Directive ::
Each entry below is to be transcribed exactly.

Dataset rows ::

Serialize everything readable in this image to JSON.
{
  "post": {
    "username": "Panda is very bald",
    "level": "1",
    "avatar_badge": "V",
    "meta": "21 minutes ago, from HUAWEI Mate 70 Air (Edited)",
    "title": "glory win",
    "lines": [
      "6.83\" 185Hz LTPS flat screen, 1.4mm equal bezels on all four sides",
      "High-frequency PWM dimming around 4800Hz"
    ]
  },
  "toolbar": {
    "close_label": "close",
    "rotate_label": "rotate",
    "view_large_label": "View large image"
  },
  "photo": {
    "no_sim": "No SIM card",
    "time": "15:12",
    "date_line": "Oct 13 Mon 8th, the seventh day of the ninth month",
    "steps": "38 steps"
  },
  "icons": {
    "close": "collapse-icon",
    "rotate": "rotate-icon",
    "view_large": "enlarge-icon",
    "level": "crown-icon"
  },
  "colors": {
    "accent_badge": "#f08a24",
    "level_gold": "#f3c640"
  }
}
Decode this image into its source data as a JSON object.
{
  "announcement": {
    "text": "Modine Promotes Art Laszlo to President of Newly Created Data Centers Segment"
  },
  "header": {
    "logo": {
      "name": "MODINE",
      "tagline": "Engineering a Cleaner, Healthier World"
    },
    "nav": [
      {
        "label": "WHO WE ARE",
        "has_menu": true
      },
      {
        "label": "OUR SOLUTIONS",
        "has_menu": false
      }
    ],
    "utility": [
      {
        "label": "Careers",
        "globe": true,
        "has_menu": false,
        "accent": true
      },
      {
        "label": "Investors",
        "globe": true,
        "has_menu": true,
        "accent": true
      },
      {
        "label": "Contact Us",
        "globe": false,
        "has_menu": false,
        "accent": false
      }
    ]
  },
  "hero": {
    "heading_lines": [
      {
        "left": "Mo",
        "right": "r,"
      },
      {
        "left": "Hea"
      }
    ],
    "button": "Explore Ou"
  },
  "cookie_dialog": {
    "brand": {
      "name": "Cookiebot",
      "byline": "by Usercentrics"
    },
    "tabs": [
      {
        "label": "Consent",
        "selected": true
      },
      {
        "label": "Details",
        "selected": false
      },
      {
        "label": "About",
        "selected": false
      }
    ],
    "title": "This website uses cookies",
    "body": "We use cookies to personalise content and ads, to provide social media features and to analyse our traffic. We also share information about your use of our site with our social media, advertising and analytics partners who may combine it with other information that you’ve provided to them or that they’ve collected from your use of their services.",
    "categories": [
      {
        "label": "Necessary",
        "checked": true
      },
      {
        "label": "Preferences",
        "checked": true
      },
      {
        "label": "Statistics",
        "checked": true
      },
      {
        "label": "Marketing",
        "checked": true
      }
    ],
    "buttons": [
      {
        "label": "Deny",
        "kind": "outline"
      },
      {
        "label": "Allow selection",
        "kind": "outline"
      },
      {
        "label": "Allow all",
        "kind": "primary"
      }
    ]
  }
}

Result for this task ::
Serialize everything readable in this image to JSON.
{
  "post": {
    "username": "Panda is very bald",
    "level": "1",
    "avatar_badge": "V",
    "meta": "21 minutes ago, from HUAWEI Mate 70 Air (Edited)",
    "title": "glory win",
    "lines": [
      "6.83\" 185Hz LTPS flat screen, 1.4mm equal bezels on all four sides",
      "High-frequency PWM dimming around 4800Hz"
    ]
  },
  "toolbar": {
    "close_label": "close",
    "rotate_label": "rotate",
    "view_large_label": "View large image"
  },
  "photo": {
    "no_sim": "No SIM card",
    "time": "15:12",
    "date_line": "Oct 13 Mon 8th, the seventh day of the ninth month",
    "steps": "38 steps"
  },
  "icons": {
    "close": "collapse-icon",
    "rotate": "rotate-icon",
    "view_large": "enlarge-icon",
    "level": "crown-icon"
  },
  "colors": {
    "accent_badge": "#f08a24",
    "level_gold": "#f3c640"
  }
}
Decode this image into its source data as a JSON object.
{
  "announcement": {
    "text": "Modine Promotes Art Laszlo to President of Newly Created Data Centers Segment"
  },
  "header": {
    "logo": {
      "name": "MODINE",
      "tagline": "Engineering a Cleaner, Healthier World"
    },
    "nav": [
      {
        "label": "WHO WE ARE",
        "has_menu": true
      },
      {
        "label": "OUR SOLUTIONS",
        "has_menu": false
      }
    ],
    "utility": [
      {
        "label": "Careers",
        "globe": true,
        "has_menu": false,
        "accent": true
      },
      {
        "label": "Investors",
        "globe": true,
        "has_menu": true,
        "accent": true
      },
      {
        "label": "Contact Us",
        "globe": false,
        "has_menu": false,
        "accent": false
      }
    ]
  },
  "hero": {
    "heading_lines": [
      {
        "left": "Mo",
        "right": "r,"
      },
      {
        "left": "Hea"
      }
    ],
    "button": "Explore Ou"
  },
  "cookie_dialog": {
    "brand": {
      "name": "Cookiebot",
      "byline": "by Usercentrics"
    },
    "tabs": [
      {
        "label": "Consent",
        "selected": true
      },
      {
        "label": "Details",
        "selected": false
      },
      {
        "label": "About",
        "selected": false
      }
    ],
    "title": "This website uses cookies",
    "body": "We use cookies to personalise content and ads, to provide social media features and to analyse our traffic. We also share information about your use of our site with our social media, advertising and analytics partners who may combine it with other information that you’ve provided to them or that they’ve collected from your use of their services.",
    "categories": [
      {
        "label": "Necessary",
        "checked": true
      },
      {
        "label": "Preferences",
        "checked": true
      },
      {
        "label": "Statistics",
        "checked": true
      },
      {
        "label": "Marketing",
        "checked": true
      }
    ],
    "buttons": [
      {
        "label": "Deny",
        "kind": "outline"
      },
      {
        "label": "Allow selection",
        "kind": "outline"
      },
      {
        "label": "Allow all",
        "kind": "primary"
      }
    ]
  }
}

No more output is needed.